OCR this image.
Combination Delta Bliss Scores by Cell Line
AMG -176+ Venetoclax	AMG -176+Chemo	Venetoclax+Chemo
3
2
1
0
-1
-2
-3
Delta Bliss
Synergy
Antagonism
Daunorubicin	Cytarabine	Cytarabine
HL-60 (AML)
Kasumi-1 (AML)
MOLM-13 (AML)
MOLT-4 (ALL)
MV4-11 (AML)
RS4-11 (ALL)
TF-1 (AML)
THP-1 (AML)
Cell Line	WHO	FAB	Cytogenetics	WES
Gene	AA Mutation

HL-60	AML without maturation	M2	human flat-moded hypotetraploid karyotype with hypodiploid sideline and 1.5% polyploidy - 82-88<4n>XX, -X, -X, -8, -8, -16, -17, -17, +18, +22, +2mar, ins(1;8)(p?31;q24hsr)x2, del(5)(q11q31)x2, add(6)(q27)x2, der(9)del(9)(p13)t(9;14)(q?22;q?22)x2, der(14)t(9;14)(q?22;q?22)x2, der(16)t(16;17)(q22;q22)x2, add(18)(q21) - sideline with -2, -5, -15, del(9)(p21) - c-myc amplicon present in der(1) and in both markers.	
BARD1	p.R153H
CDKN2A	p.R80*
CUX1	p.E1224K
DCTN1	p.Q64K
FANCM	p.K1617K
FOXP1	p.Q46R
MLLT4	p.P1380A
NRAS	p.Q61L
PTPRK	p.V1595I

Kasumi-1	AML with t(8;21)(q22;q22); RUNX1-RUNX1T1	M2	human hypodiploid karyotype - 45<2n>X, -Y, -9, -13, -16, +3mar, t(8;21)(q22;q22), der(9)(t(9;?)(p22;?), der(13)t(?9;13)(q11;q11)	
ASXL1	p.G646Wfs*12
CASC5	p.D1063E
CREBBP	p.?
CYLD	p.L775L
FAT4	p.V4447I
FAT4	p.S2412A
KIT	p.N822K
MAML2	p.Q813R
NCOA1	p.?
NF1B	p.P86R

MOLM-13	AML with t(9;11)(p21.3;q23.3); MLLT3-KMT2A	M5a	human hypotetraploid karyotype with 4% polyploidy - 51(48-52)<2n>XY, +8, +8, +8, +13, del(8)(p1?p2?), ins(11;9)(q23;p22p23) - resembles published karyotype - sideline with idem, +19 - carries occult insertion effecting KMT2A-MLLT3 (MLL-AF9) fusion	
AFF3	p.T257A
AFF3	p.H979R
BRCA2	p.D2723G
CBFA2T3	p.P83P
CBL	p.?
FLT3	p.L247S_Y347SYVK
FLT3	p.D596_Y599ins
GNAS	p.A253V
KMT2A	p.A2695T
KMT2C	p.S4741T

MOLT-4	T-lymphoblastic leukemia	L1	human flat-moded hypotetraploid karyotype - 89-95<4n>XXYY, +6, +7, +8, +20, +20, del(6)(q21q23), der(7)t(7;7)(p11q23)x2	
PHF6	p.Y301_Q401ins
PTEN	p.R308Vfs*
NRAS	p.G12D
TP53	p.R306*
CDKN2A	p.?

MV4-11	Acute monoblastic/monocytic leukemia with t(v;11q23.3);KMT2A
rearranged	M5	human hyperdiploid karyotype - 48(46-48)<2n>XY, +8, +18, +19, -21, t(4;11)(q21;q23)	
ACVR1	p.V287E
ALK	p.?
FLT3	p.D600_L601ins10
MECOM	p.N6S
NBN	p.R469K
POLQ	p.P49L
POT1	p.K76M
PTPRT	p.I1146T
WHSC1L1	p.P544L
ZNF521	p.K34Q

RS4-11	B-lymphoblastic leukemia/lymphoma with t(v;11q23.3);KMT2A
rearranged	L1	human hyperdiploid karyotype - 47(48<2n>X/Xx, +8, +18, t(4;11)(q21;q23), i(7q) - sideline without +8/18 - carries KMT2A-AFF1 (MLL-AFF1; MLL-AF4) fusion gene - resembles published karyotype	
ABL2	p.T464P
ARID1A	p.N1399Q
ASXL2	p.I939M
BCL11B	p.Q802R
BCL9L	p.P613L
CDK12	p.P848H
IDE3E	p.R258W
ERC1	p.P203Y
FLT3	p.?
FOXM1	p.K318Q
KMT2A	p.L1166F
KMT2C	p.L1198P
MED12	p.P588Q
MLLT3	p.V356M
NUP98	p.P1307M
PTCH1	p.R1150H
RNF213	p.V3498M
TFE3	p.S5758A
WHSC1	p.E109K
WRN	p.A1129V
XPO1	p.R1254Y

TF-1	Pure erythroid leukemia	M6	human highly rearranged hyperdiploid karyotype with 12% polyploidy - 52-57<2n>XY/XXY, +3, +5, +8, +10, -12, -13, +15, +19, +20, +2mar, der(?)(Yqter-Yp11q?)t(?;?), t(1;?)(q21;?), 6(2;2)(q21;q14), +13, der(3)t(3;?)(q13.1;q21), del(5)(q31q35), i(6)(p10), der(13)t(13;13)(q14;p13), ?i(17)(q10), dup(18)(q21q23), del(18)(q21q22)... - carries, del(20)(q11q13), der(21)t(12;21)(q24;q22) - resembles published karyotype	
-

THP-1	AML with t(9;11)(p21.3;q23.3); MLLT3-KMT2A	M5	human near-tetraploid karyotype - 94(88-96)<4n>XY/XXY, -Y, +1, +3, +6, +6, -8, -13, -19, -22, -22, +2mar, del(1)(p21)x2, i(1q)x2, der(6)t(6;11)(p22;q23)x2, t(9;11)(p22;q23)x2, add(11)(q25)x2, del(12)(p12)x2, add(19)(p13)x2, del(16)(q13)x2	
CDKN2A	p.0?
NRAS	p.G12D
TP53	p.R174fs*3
------------------------------
### WORK INSTRUCTIONS
Considering only lines that hold the word "Cell", work out how many appear in the listing above and give that number only.

### ANSWER TO THIS EXERCISE
2